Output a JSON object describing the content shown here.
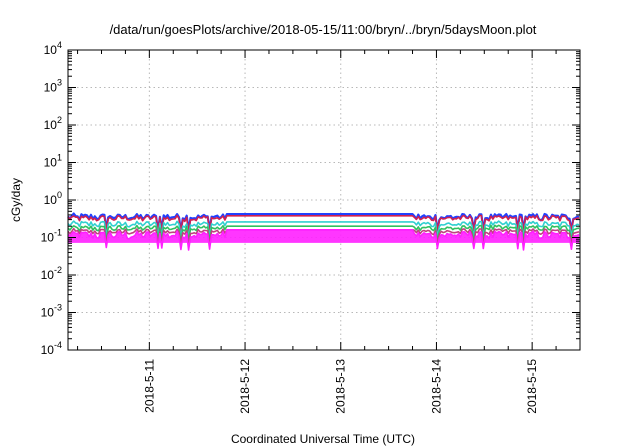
{
  "chart_data": {
    "type": "line",
    "title": "/data/run/goesPlots/archive/2018-05-15/11:00/bryn/../bryn/5daysMoon.plot",
    "xlabel": "Coordinated Universal Time (UTC)",
    "ylabel": "cGy/day",
    "yscale": "log",
    "ylim_exp": [
      -4,
      4
    ],
    "y_tick_exponents": [
      -4,
      -3,
      -2,
      -1,
      0,
      1,
      2,
      3,
      4
    ],
    "xlim_days": [
      10.15,
      15.5
    ],
    "x_ticks": [
      {
        "label": "2018-5-11",
        "day": 11
      },
      {
        "label": "2018-5-12",
        "day": 12
      },
      {
        "label": "2018-5-13",
        "day": 13
      },
      {
        "label": "2018-5-14",
        "day": 14
      },
      {
        "label": "2018-5-15",
        "day": 15
      }
    ],
    "grid": true,
    "data_gap_days": [
      11.8,
      13.75
    ],
    "series": [
      {
        "color": "#2040ff",
        "flat_value": 0.42,
        "level": 0.36,
        "noise": 0.18
      },
      {
        "color": "#d02050",
        "flat_value": 0.38,
        "level": 0.33,
        "noise": 0.16
      },
      {
        "color": "#30d0d0",
        "flat_value": 0.26,
        "level": 0.23,
        "noise": 0.16
      },
      {
        "color": "#30c060",
        "flat_value": 0.2,
        "level": 0.18,
        "noise": 0.16
      },
      {
        "color": "#c04080",
        "flat_value": 0.16,
        "level": 0.145,
        "noise": 0.16
      },
      {
        "color": "#ff20ff",
        "flat_value": 0.16,
        "level": 0.12,
        "noise": 0.22,
        "fill": true
      }
    ]
  }
}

→ PROBLEM TO SOLVE:
Skip the pictures and transcribe the rest of the records exactly.

→ OUTPUT FOR THIS TASK:
Output a JSON object describing the content shown here.
{
  "chart_data": {
    "type": "line",
    "title": "/data/run/goesPlots/archive/2018-05-15/11:00/bryn/../bryn/5daysMoon.plot",
    "xlabel": "Coordinated Universal Time (UTC)",
    "ylabel": "cGy/day",
    "yscale": "log",
    "ylim_exp": [
      -4,
      4
    ],
    "y_tick_exponents": [
      -4,
      -3,
      -2,
      -1,
      0,
      1,
      2,
      3,
      4
    ],
    "xlim_days": [
      10.15,
      15.5
    ],
    "x_ticks": [
      {
        "label": "2018-5-11",
        "day": 11
      },
      {
        "label": "2018-5-12",
        "day": 12
      },
      {
        "label": "2018-5-13",
        "day": 13
      },
      {
        "label": "2018-5-14",
        "day": 14
      },
      {
        "label": "2018-5-15",
        "day": 15
      }
    ],
    "grid": true,
    "data_gap_days": [
      11.8,
      13.75
    ],
    "series": [
      {
        "color": "#2040ff",
        "flat_value": 0.42,
        "level": 0.36,
        "noise": 0.18
      },
      {
        "color": "#d02050",
        "flat_value": 0.38,
        "level": 0.33,
        "noise": 0.16
      },
      {
        "color": "#30d0d0",
        "flat_value": 0.26,
        "level": 0.23,
        "noise": 0.16
      },
      {
        "color": "#30c060",
        "flat_value": 0.2,
        "level": 0.18,
        "noise": 0.16
      },
      {
        "color": "#c04080",
        "flat_value": 0.16,
        "level": 0.145,
        "noise": 0.16
      },
      {
        "color": "#ff20ff",
        "flat_value": 0.16,
        "level": 0.12,
        "noise": 0.22,
        "fill": true
      }
    ]
  }
}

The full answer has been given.